[Collected data]
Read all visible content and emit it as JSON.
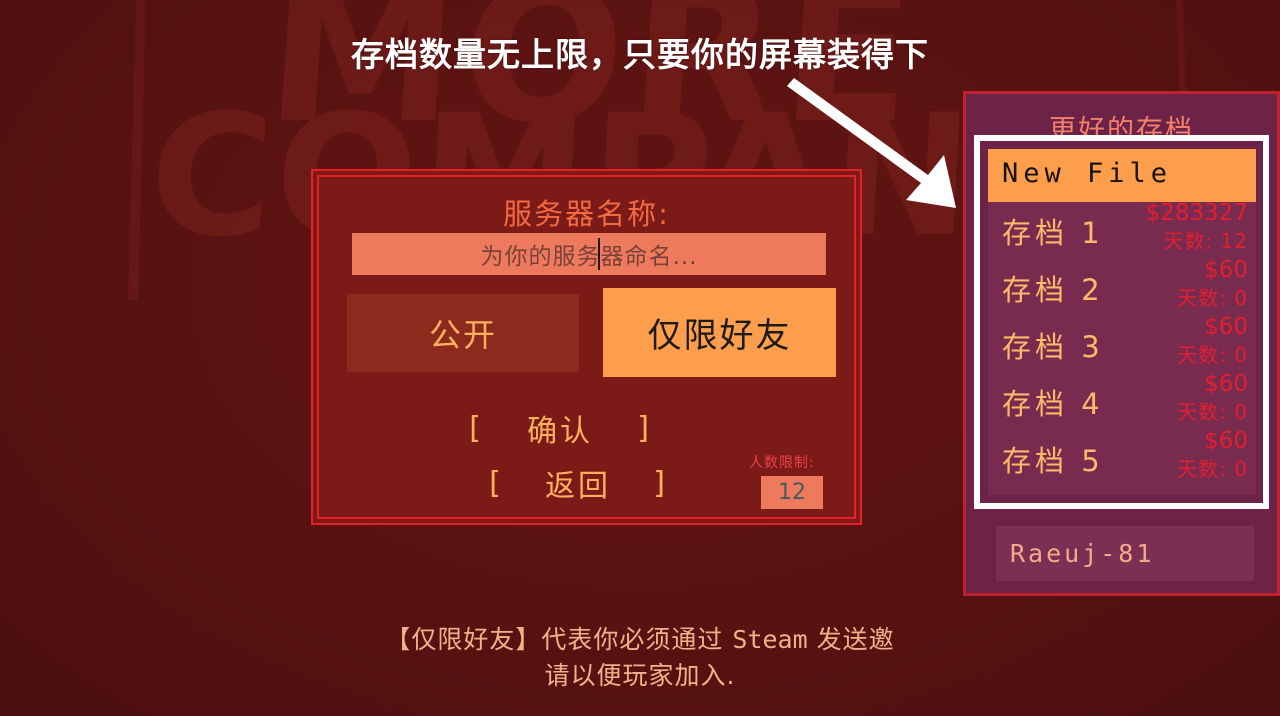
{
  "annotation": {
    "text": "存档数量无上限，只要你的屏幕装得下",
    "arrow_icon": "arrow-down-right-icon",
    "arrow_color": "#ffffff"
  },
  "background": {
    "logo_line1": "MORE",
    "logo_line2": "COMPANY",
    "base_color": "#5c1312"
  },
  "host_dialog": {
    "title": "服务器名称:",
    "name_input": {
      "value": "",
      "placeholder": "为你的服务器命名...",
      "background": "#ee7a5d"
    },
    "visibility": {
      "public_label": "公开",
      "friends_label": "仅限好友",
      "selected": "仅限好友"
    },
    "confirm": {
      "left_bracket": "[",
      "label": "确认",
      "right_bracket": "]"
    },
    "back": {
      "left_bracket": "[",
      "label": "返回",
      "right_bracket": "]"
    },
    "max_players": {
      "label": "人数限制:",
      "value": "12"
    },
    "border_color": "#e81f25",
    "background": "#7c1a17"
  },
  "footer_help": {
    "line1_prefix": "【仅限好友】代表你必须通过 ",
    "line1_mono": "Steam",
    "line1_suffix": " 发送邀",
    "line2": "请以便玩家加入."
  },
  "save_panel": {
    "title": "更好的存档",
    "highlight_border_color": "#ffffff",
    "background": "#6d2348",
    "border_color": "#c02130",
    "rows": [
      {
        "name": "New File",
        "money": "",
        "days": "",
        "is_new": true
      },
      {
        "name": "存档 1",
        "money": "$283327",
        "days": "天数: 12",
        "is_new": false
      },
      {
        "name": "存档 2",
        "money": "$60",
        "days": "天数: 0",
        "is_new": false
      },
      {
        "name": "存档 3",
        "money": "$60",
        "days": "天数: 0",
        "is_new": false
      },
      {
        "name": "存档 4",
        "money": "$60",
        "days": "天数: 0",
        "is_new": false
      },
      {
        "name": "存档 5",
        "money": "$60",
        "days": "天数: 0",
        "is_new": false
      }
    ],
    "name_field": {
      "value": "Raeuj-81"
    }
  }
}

WRITTEN REQUEST
Filter the listing above by the word "background"; copy each line that passes.

EXERCISE RESULT
  "background": {
      "background": "#ee7a5d"
    "background": "#7c1a17"
    "background": "#6d2348",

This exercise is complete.